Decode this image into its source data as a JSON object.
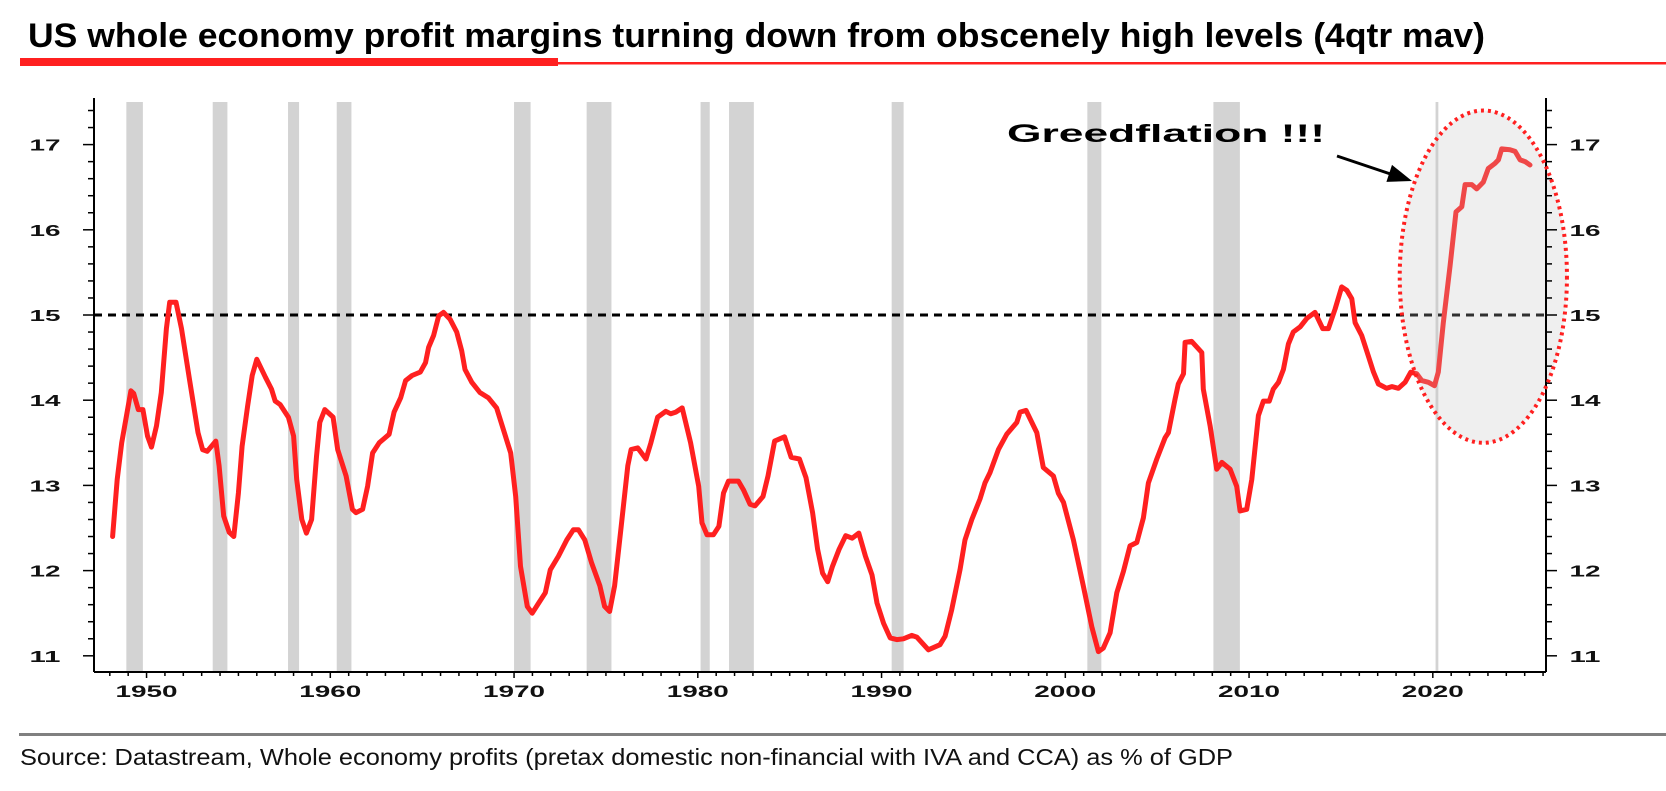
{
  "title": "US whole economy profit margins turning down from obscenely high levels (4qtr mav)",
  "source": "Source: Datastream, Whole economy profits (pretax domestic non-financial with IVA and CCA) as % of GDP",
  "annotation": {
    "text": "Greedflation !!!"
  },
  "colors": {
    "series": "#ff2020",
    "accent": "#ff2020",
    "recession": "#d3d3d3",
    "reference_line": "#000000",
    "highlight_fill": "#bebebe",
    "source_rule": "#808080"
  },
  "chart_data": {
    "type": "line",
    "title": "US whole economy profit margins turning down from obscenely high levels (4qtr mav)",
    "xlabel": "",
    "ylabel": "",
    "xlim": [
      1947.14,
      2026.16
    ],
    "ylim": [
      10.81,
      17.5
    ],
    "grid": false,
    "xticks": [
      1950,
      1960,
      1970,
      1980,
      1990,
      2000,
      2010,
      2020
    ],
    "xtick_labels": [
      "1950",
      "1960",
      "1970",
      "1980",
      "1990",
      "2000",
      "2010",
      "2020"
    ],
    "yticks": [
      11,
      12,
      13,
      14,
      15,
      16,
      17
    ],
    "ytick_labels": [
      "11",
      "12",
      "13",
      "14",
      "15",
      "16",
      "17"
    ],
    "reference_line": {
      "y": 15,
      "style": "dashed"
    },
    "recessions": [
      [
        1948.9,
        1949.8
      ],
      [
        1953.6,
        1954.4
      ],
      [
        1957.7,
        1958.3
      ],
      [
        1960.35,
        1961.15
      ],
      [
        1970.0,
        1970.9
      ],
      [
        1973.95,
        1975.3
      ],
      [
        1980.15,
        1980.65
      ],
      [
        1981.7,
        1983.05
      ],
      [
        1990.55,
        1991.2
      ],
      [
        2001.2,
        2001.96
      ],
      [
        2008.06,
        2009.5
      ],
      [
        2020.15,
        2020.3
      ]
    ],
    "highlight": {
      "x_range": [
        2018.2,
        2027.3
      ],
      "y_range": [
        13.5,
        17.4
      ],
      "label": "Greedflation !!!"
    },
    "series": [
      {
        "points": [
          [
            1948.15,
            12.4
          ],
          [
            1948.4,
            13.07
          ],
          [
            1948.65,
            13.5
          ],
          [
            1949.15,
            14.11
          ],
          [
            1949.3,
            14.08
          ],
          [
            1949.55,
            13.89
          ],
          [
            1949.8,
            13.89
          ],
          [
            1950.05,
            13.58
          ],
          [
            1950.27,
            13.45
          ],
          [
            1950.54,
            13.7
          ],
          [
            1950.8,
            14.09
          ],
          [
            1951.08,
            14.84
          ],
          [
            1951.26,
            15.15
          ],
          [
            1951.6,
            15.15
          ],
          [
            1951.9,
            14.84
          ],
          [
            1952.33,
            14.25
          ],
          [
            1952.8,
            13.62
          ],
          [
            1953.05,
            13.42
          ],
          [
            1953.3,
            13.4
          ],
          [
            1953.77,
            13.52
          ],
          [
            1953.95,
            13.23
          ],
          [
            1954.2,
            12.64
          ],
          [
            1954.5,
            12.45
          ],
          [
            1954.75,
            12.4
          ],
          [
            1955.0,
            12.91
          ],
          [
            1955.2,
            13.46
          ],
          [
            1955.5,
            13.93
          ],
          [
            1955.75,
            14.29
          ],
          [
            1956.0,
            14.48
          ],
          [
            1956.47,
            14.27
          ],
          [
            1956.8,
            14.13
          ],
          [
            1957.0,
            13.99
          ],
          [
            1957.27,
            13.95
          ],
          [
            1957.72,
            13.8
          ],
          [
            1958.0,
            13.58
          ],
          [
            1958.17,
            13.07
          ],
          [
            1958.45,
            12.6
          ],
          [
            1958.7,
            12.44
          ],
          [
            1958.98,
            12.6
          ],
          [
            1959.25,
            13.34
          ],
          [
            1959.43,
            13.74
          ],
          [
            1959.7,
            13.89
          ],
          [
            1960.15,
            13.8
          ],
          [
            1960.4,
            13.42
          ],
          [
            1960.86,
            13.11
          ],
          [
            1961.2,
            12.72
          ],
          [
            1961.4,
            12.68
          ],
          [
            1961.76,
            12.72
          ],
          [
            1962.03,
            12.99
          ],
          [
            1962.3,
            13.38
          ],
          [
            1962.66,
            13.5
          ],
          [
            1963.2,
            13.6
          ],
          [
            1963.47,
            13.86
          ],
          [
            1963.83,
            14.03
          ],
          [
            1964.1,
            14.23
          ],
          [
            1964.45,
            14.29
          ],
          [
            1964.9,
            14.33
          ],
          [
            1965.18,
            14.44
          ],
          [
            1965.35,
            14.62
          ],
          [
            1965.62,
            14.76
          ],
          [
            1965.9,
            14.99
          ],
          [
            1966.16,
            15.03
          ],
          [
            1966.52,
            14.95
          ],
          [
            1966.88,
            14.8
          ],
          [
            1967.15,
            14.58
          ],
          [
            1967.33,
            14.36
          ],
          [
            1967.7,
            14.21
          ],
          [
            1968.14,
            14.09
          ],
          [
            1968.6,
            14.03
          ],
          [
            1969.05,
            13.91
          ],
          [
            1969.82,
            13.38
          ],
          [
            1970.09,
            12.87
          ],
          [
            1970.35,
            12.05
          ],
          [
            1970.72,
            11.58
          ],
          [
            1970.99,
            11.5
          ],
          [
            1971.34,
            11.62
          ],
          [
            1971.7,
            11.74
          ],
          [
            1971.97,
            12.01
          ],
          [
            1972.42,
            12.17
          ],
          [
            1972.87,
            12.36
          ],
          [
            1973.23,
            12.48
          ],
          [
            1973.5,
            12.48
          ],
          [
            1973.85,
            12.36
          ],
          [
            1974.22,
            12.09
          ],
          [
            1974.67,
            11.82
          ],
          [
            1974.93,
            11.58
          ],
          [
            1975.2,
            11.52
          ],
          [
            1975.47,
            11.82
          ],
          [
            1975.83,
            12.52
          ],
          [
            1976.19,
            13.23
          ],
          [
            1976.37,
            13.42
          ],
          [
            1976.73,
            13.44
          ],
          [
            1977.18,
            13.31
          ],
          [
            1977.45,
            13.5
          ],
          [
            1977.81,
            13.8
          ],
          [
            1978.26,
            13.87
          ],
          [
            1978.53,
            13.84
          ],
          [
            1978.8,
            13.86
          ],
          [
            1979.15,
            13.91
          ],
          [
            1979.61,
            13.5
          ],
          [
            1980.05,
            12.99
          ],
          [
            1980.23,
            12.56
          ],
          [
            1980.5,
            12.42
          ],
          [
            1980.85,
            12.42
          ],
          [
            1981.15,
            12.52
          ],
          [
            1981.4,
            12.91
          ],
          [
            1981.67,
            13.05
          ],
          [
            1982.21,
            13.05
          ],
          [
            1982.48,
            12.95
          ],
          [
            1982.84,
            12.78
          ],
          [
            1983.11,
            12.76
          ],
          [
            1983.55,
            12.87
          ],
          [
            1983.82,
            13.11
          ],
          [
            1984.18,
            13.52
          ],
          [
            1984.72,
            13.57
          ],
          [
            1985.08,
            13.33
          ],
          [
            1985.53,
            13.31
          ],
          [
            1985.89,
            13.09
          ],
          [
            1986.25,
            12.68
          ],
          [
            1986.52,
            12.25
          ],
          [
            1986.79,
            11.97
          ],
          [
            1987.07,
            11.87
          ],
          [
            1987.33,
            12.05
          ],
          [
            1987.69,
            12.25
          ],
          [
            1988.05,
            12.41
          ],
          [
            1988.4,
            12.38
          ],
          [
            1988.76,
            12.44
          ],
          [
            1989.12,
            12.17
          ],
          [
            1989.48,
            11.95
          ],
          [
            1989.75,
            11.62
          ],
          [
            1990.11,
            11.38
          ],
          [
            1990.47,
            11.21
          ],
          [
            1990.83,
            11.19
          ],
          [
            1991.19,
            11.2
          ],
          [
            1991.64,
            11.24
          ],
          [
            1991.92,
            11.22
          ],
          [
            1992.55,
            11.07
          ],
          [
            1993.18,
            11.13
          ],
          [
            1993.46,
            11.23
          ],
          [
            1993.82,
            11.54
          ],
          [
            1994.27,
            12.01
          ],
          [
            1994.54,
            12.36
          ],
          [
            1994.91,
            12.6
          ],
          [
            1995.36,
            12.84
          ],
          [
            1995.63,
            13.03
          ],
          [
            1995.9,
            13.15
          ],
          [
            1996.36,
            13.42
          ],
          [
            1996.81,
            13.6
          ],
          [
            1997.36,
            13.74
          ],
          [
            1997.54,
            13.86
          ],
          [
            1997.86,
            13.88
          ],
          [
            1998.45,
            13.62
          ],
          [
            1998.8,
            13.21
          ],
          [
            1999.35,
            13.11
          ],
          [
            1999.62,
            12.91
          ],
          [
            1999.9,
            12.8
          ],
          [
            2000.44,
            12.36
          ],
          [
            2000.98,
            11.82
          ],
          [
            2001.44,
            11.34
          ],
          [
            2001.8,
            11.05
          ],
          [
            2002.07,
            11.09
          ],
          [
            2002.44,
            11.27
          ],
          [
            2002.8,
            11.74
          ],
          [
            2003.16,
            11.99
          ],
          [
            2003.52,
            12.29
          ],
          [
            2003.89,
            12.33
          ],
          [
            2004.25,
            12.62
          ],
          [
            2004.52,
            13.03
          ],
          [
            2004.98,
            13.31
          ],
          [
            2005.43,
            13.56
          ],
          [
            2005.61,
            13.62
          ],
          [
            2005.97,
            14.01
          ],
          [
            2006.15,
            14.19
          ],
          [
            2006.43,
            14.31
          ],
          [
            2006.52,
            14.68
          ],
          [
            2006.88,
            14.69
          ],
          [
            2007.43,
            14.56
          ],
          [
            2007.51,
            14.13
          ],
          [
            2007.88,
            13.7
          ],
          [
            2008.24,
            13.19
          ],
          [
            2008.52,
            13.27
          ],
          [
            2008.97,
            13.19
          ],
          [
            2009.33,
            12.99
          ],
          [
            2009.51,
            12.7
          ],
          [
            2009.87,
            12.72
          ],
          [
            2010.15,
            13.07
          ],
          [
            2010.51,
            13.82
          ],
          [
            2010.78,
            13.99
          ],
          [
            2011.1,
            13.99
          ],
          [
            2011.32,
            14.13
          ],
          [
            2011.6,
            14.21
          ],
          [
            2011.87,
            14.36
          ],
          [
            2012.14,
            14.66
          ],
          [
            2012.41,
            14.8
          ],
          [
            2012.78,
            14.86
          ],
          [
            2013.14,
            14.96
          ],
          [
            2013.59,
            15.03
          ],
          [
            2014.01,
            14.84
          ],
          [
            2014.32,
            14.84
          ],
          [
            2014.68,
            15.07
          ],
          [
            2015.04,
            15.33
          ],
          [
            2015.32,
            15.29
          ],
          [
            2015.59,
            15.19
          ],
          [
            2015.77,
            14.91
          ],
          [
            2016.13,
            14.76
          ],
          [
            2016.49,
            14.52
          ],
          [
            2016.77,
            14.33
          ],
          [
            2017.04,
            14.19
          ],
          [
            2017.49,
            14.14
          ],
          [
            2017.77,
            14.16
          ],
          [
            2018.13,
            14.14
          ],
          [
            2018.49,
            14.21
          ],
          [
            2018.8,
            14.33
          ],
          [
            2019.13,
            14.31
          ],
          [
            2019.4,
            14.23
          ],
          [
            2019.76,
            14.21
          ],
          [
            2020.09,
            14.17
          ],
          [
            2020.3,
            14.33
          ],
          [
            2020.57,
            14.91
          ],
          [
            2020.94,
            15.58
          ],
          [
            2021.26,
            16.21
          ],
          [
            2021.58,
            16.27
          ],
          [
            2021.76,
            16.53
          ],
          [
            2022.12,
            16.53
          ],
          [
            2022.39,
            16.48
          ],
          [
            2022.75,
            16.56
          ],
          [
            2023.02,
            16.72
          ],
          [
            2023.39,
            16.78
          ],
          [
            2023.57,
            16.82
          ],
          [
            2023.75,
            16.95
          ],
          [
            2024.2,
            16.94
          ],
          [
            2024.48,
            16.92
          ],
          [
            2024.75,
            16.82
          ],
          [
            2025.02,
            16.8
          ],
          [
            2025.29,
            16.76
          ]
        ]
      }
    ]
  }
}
──────────
- [Work to do]
Search the data for "obscenely" and list every line in which it occurs.

- [Output for this exercise]
  "title": "US whole economy profit margins turning down from obscenely high levels (4qtr mav)",
    "title": "US whole economy profit margins turning down from obscenely high levels (4qtr mav)",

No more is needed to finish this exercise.